→ WHAT YOU HAVE TO DO
Print every line of the records below without changing a single character.

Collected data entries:
^^^^

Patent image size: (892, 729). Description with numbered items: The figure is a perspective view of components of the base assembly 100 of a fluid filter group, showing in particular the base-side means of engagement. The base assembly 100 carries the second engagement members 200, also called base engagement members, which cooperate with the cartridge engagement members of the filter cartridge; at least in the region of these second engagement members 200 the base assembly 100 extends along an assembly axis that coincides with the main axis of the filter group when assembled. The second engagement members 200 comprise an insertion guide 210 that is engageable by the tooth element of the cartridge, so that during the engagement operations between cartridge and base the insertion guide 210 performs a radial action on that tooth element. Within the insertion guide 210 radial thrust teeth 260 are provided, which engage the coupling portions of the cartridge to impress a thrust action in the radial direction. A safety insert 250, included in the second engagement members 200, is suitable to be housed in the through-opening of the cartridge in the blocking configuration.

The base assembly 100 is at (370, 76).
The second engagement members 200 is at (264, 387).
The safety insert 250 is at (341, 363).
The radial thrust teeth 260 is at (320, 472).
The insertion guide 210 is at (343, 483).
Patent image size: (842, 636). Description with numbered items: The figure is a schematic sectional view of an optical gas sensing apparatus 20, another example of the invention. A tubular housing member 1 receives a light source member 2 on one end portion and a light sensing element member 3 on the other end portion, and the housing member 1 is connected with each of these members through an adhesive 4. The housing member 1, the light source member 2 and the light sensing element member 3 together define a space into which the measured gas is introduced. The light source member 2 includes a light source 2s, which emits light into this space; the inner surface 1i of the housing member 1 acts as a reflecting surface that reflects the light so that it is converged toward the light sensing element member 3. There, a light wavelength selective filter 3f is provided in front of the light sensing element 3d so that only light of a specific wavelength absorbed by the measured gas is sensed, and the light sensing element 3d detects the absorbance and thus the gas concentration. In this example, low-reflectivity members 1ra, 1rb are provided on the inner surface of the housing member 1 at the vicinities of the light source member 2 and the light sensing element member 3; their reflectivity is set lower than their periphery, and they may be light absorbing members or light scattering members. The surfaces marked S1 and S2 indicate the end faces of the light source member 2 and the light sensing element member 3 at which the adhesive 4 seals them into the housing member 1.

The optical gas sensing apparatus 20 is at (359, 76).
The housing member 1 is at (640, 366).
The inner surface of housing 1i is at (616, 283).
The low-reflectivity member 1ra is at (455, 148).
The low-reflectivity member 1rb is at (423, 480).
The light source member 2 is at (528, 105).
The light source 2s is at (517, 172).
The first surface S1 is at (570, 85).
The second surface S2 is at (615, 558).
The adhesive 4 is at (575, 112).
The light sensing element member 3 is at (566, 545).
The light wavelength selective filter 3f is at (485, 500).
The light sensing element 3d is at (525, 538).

^^^^

→ COMPLETED TASK
Patent image size: (892, 729). Description with numbered items: The figure is a perspective view of components of the base assembly 100 of a fluid filter group, showing in particular the base-side means of engagement. The base assembly 100 carries the second engagement members 200, also called base engagement members, which cooperate with the cartridge engagement members of the filter cartridge; at least in the region of these second engagement members 200 the base assembly 100 extends along an assembly axis that coincides with the main axis of the filter group when assembled. The second engagement members 200 comprise an insertion guide 210 that is engageable by the tooth element of the cartridge, so that during the engagement operations between cartridge and base the insertion guide 210 performs a radial action on that tooth element. Within the insertion guide 210 radial thrust teeth 260 are provided, which engage the coupling portions of the cartridge to impress a thrust action in the radial direction. A safety insert 250, included in the second engagement members 200, is suitable to be housed in the through-opening of the cartridge in the blocking configuration.

The base assembly 100 is at (370, 76).
The second engagement members 200 is at (264, 387).
The safety insert 250 is at (341, 363).
The radial thrust teeth 260 is at (320, 472).
The insertion guide 210 is at (343, 483).
Patent image size: (842, 636). Description with numbered items: The figure is a schematic sectional view of an optical gas sensing apparatus 20, another example of the invention. A tubular housing member 1 receives a light source member 2 on one end portion and a light sensing element member 3 on the other end portion, and the housing member 1 is connected with each of these members through an adhesive 4. The housing member 1, the light source member 2 and the light sensing element member 3 together define a space into which the measured gas is introduced. The light source member 2 includes a light source 2s, which emits light into this space; the inner surface 1i of the housing member 1 acts as a reflecting surface that reflects the light so that it is converged toward the light sensing element member 3. There, a light wavelength selective filter 3f is provided in front of the light sensing element 3d so that only light of a specific wavelength absorbed by the measured gas is sensed, and the light sensing element 3d detects the absorbance and thus the gas concentration. In this example, low-reflectivity members 1ra, 1rb are provided on the inner surface of the housing member 1 at the vicinities of the light source member 2 and the light sensing element member 3; their reflectivity is set lower than their periphery, and they may be light absorbing members or light scattering members. The surfaces marked S1 and S2 indicate the end faces of the light source member 2 and the light sensing element member 3 at which the adhesive 4 seals them into the housing member 1.

The optical gas sensing apparatus 20 is at (359, 76).
The housing member 1 is at (640, 366).
The inner surface of housing 1i is at (616, 283).
The low-reflectivity member 1ra is at (455, 148).
The low-reflectivity member 1rb is at (423, 480).
The light source member 2 is at (528, 105).
The light source 2s is at (517, 172).
The first surface S1 is at (570, 85).
The second surface S2 is at (615, 558).
The adhesive 4 is at (575, 112).
The light sensing element member 3 is at (566, 545).
The light wavelength selective filter 3f is at (485, 500).
The light sensing element 3d is at (525, 538).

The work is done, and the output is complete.